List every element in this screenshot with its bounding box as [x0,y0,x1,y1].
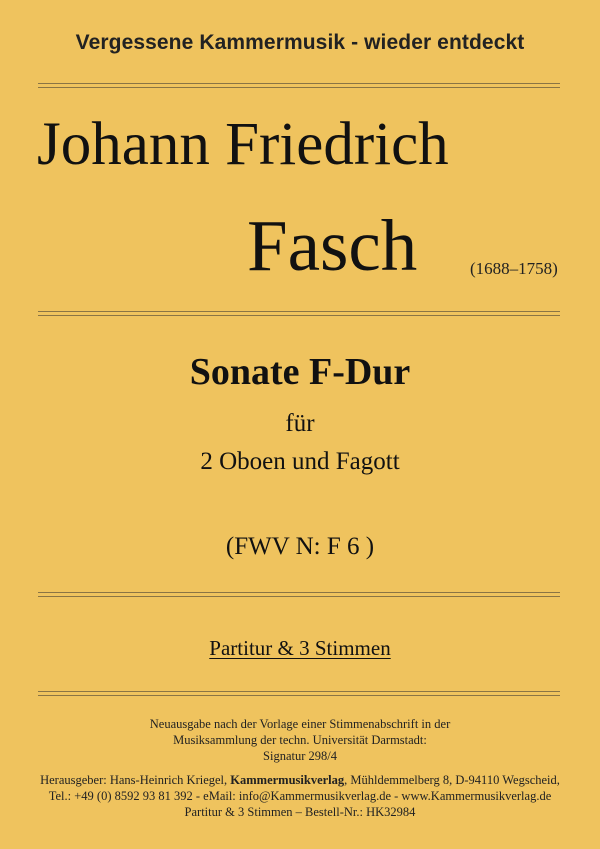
==
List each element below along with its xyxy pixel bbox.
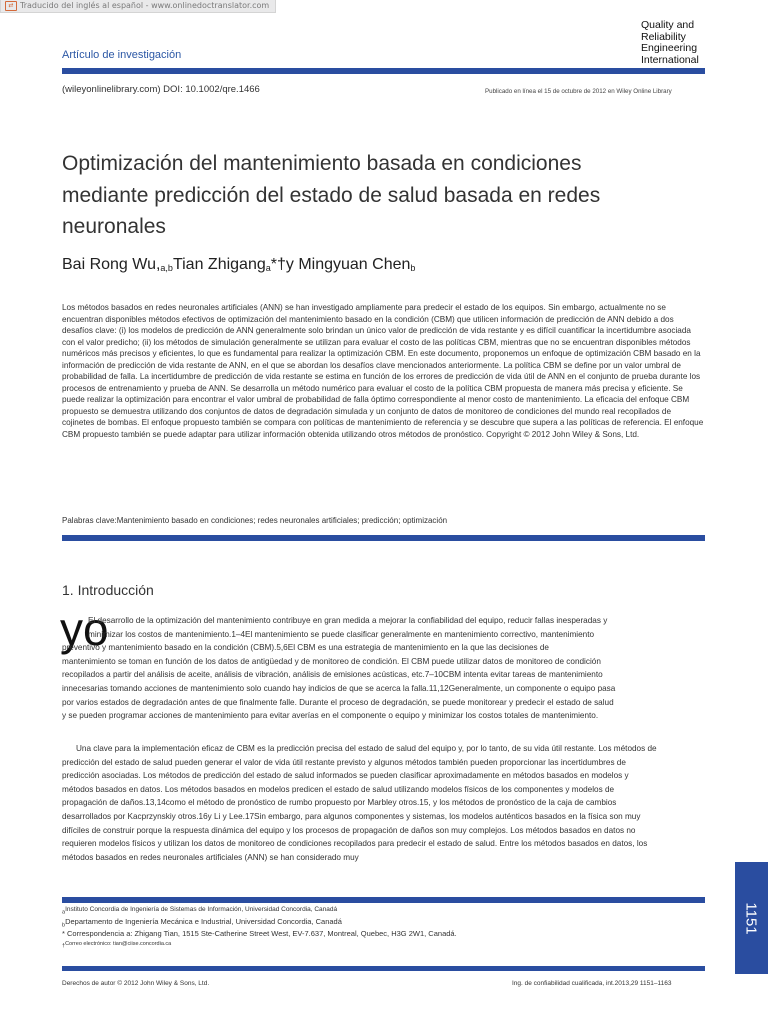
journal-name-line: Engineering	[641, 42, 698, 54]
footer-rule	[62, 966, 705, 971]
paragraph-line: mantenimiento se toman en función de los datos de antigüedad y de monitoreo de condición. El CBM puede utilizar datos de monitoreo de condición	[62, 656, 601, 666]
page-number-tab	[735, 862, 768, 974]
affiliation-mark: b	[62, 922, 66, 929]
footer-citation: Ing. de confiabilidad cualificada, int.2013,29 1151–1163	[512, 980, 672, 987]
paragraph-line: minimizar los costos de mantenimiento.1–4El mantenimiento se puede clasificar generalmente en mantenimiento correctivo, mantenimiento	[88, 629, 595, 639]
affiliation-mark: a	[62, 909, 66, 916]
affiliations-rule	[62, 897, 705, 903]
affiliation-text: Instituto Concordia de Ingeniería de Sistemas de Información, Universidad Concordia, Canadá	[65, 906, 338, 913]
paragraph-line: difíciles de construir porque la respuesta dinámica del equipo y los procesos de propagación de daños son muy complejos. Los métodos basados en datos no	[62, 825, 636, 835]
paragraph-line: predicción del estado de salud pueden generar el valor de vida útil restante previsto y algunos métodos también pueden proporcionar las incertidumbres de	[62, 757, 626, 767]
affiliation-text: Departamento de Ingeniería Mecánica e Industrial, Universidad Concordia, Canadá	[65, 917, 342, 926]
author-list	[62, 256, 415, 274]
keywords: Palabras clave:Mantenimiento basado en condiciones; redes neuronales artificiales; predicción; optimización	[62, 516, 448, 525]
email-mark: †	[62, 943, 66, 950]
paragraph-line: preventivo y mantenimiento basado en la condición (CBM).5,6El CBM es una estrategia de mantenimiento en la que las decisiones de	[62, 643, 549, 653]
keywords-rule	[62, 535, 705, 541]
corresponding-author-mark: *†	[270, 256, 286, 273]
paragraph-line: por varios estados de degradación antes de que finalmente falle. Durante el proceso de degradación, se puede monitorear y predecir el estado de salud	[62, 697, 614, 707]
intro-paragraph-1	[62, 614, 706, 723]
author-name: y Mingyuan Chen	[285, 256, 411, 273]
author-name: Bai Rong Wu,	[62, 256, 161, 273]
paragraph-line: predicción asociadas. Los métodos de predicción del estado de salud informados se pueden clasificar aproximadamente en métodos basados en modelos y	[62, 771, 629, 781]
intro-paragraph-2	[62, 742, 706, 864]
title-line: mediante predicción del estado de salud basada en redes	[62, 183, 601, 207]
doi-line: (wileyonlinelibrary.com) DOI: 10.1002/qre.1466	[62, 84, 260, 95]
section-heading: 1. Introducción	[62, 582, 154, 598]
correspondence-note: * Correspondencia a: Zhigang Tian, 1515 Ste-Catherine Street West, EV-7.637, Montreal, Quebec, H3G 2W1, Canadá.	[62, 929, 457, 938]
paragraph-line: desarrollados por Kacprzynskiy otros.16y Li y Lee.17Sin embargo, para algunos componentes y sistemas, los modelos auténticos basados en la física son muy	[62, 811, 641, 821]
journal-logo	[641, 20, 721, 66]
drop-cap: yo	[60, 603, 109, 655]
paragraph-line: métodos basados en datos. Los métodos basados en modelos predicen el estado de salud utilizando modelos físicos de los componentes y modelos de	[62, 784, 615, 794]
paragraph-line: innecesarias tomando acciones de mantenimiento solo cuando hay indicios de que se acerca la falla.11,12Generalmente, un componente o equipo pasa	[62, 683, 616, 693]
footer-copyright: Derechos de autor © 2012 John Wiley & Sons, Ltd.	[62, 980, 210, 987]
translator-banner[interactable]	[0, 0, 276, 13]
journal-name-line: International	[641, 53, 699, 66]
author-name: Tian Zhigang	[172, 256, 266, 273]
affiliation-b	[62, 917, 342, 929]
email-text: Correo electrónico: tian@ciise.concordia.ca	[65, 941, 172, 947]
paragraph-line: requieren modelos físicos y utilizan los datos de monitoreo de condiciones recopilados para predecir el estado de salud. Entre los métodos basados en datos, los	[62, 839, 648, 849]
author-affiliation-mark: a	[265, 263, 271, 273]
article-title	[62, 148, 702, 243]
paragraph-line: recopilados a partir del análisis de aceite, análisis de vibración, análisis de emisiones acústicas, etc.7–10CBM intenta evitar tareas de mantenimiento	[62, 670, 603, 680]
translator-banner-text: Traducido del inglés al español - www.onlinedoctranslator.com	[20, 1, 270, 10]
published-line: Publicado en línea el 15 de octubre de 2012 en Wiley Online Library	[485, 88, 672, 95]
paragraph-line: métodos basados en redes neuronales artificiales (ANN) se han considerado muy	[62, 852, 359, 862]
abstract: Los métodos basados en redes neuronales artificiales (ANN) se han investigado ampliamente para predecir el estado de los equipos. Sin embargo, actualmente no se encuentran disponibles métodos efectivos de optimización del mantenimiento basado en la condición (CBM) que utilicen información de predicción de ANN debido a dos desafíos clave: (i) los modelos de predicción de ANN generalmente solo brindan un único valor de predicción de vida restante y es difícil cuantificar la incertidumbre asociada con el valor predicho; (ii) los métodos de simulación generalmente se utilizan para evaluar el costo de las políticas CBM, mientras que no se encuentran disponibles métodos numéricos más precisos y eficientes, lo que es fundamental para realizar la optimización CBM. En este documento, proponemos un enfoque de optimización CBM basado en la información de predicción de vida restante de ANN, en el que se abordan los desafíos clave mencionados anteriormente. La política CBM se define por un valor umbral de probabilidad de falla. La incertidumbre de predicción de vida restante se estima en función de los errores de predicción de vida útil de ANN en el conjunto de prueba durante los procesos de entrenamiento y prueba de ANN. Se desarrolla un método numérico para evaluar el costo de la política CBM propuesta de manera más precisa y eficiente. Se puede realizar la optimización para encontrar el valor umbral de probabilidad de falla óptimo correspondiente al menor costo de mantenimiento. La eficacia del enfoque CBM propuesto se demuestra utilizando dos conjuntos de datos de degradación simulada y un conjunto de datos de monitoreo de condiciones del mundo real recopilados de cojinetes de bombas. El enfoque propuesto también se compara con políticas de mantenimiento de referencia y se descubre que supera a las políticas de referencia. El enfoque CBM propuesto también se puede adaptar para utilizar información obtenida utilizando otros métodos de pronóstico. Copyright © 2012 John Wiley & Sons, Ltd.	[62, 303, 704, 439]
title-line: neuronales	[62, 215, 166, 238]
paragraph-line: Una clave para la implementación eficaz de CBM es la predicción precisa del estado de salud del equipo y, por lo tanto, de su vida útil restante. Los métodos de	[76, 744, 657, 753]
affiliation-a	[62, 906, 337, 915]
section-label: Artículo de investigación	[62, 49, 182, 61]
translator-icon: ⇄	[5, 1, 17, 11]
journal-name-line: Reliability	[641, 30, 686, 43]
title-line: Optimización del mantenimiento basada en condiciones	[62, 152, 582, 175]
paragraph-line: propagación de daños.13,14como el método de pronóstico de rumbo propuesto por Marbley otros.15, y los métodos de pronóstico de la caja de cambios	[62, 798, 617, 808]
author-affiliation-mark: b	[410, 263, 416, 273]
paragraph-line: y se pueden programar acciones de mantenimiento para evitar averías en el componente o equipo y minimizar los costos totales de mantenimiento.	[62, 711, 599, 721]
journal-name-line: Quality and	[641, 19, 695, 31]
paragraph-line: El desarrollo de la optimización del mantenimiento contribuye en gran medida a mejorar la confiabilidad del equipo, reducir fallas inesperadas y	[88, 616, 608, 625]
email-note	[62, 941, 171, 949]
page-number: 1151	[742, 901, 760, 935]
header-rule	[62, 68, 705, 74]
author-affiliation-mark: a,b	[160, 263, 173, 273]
* * *
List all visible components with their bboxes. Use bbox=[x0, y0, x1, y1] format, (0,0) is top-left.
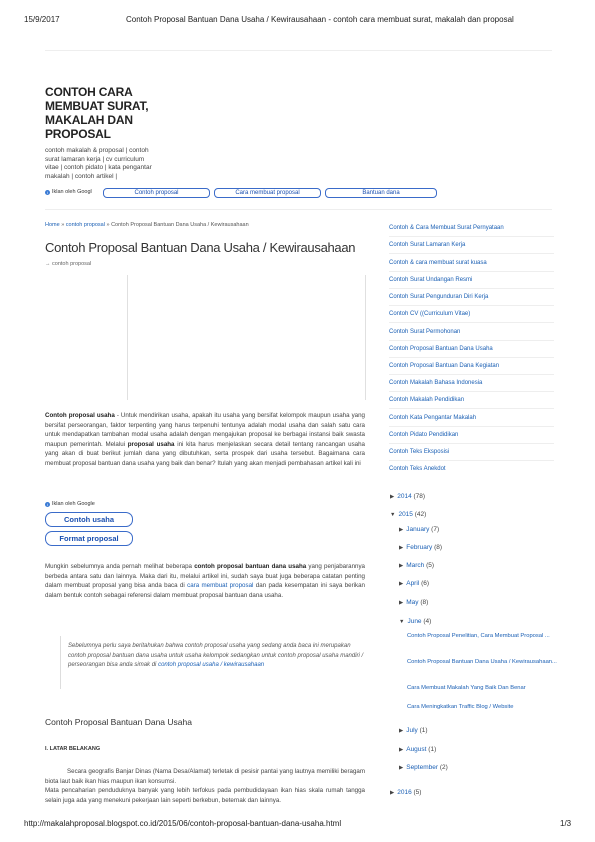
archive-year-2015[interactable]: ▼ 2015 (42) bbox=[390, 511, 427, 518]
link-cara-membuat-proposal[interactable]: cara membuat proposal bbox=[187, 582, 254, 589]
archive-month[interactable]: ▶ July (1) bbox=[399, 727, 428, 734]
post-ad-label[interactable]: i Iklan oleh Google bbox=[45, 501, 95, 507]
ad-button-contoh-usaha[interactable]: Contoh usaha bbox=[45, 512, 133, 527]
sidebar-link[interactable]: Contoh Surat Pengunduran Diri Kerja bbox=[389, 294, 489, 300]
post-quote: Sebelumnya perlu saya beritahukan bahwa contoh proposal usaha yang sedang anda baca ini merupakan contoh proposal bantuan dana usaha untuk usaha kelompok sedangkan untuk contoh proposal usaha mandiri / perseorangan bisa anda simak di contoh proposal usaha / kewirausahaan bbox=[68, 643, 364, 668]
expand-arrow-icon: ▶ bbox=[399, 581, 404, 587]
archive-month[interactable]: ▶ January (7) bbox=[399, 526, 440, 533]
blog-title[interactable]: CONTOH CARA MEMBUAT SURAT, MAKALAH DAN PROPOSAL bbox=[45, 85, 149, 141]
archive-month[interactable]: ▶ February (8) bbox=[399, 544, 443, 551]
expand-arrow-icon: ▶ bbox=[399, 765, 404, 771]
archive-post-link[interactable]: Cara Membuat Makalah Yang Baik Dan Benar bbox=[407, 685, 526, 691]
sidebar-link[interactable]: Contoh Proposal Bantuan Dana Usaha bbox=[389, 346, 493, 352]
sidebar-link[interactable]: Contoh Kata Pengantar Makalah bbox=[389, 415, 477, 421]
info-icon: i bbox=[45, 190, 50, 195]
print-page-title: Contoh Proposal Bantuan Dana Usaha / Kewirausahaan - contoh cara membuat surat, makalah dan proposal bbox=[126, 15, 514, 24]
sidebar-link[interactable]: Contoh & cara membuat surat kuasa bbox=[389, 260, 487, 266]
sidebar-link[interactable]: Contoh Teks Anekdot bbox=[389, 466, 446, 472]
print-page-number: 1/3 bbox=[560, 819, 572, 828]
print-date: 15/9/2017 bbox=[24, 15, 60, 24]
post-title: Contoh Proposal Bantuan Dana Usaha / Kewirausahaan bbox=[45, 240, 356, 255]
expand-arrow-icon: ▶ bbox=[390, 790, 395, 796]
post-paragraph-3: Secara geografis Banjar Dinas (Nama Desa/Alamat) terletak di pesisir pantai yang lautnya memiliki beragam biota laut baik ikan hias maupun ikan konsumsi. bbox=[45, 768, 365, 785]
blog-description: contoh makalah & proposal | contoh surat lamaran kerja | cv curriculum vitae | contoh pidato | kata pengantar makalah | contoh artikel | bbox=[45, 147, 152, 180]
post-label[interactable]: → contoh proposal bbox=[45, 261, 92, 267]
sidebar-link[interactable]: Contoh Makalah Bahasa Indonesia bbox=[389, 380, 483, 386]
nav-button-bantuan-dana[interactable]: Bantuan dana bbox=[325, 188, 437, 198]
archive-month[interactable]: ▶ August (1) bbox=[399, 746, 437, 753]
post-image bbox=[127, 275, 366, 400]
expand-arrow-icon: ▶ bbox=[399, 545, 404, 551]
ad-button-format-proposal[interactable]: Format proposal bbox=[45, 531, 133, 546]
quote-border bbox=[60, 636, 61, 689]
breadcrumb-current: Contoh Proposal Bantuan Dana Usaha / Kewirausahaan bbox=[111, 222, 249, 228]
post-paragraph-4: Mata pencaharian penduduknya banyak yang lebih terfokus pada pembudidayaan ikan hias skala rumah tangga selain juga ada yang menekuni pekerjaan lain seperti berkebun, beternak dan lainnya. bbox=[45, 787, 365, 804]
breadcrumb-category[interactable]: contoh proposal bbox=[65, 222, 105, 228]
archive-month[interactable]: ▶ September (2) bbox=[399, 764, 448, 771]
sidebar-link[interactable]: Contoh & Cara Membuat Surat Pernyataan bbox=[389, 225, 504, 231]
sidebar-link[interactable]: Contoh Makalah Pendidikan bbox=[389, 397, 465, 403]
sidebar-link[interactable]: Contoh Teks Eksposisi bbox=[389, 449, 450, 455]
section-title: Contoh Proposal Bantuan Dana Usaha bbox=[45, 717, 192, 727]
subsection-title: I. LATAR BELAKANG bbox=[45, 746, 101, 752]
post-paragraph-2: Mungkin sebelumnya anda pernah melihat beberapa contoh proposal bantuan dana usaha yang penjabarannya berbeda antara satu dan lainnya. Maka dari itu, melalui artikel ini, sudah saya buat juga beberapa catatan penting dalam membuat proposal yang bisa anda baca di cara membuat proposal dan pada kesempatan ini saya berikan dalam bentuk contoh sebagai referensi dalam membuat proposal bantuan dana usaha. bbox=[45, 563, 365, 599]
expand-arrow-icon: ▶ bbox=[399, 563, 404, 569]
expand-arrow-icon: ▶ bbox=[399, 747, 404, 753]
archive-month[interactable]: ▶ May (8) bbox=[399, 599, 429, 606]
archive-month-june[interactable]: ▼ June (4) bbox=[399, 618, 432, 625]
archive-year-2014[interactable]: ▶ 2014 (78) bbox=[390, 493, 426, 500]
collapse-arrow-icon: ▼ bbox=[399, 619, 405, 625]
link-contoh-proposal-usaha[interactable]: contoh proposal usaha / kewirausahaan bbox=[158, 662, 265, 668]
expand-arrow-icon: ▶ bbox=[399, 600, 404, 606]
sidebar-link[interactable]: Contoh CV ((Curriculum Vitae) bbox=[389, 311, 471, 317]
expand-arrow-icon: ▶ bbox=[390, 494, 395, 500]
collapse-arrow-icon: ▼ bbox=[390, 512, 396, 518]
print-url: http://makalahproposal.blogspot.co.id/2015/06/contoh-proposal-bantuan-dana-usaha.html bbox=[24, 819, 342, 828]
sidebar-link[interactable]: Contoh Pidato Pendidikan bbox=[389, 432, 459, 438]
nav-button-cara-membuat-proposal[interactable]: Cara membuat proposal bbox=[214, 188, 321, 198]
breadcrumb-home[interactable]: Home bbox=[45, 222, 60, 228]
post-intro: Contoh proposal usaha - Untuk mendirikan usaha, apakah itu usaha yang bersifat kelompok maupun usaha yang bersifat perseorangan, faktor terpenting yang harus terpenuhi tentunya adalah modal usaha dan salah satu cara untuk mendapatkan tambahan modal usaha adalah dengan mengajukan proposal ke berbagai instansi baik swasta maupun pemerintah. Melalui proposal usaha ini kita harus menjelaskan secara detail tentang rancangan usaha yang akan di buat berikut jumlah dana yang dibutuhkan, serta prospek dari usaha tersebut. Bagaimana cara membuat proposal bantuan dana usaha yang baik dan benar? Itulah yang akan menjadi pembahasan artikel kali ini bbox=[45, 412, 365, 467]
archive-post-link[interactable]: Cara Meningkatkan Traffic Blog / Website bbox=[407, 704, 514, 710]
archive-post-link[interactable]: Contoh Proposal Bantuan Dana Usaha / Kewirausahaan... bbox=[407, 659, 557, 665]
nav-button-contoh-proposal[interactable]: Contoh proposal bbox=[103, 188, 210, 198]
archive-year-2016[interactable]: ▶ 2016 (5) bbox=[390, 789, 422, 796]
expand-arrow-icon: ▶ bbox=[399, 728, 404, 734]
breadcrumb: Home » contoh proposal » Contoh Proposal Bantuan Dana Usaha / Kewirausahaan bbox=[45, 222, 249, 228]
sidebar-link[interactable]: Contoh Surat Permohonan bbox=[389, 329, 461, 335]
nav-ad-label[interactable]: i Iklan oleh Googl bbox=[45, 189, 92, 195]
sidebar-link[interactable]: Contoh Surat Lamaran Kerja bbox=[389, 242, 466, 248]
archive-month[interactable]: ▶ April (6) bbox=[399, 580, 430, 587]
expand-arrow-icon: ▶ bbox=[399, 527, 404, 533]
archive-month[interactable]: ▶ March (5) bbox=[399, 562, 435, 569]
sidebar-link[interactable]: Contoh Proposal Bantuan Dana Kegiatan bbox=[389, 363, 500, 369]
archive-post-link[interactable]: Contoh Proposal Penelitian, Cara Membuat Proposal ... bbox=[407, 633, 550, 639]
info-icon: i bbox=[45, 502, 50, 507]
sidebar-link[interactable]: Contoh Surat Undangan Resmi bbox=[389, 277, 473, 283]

TASK INSTRUCTIONS -
Transcribe the data starting with the line that contains "List each element" and going on through the line that contains "897, 705, 903]", both included, without the picture.

THE ANSWER -
List each element below along with its xyxy pixel bbox.
journal-name-line: Engineering	[641, 42, 698, 54]
footer-rule	[62, 966, 705, 971]
paragraph-line: mantenimiento se toman en función de los datos de antigüedad y de monitoreo de condición. El CBM puede utilizar datos de monitoreo de condición	[62, 656, 601, 666]
page-number-tab	[735, 862, 768, 974]
affiliation-mark: b	[62, 922, 66, 929]
footer-citation: Ing. de confiabilidad cualificada, int.2013,29 1151–1163	[512, 980, 672, 987]
paragraph-line: minimizar los costos de mantenimiento.1–4El mantenimiento se puede clasificar generalmente en mantenimiento correctivo, mantenimiento	[88, 629, 595, 639]
affiliation-mark: a	[62, 909, 66, 916]
affiliations-rule	[62, 897, 705, 903]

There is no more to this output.